#### Instruction:
Return the listing word for word, as given.

## BEGIN Material to process

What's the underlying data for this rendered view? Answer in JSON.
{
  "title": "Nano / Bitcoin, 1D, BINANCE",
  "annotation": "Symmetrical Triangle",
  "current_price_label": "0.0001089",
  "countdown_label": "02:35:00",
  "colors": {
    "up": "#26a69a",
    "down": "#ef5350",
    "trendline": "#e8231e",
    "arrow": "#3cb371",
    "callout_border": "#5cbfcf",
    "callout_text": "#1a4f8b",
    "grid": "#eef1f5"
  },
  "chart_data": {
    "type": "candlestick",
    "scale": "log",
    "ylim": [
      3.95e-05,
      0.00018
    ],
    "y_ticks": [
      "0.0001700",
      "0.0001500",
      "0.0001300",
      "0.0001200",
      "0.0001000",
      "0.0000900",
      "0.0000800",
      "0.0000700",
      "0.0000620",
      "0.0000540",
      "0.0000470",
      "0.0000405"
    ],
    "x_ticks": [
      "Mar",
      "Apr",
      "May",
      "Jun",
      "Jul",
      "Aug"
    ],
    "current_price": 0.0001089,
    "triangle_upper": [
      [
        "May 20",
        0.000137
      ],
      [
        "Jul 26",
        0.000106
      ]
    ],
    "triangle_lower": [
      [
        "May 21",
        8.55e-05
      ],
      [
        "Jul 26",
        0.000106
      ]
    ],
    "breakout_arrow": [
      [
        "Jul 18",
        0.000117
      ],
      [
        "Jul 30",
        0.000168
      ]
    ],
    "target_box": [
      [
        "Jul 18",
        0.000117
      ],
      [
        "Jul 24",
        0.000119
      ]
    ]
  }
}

## END Material to process

#### Result of this task:
What's the underlying data for this rendered view? Answer in JSON.
{
  "title": "Nano / Bitcoin, 1D, BINANCE",
  "annotation": "Symmetrical Triangle",
  "current_price_label": "0.0001089",
  "countdown_label": "02:35:00",
  "colors": {
    "up": "#26a69a",
    "down": "#ef5350",
    "trendline": "#e8231e",
    "arrow": "#3cb371",
    "callout_border": "#5cbfcf",
    "callout_text": "#1a4f8b",
    "grid": "#eef1f5"
  },
  "chart_data": {
    "type": "candlestick",
    "scale": "log",
    "ylim": [
      3.95e-05,
      0.00018
    ],
    "y_ticks": [
      "0.0001700",
      "0.0001500",
      "0.0001300",
      "0.0001200",
      "0.0001000",
      "0.0000900",
      "0.0000800",
      "0.0000700",
      "0.0000620",
      "0.0000540",
      "0.0000470",
      "0.0000405"
    ],
    "x_ticks": [
      "Mar",
      "Apr",
      "May",
      "Jun",
      "Jul",
      "Aug"
    ],
    "current_price": 0.0001089,
    "triangle_upper": [
      [
        "May 20",
        0.000137
      ],
      [
        "Jul 26",
        0.000106
      ]
    ],
    "triangle_lower": [
      [
        "May 21",
        8.55e-05
      ],
      [
        "Jul 26",
        0.000106
      ]
    ],
    "breakout_arrow": [
      [
        "Jul 18",
        0.000117
      ],
      [
        "Jul 30",
        0.000168
      ]
    ],
    "target_box": [
      [
        "Jul 18",
        0.000117
      ],
      [
        "Jul 24",
        0.000119
      ]
    ]
  }
}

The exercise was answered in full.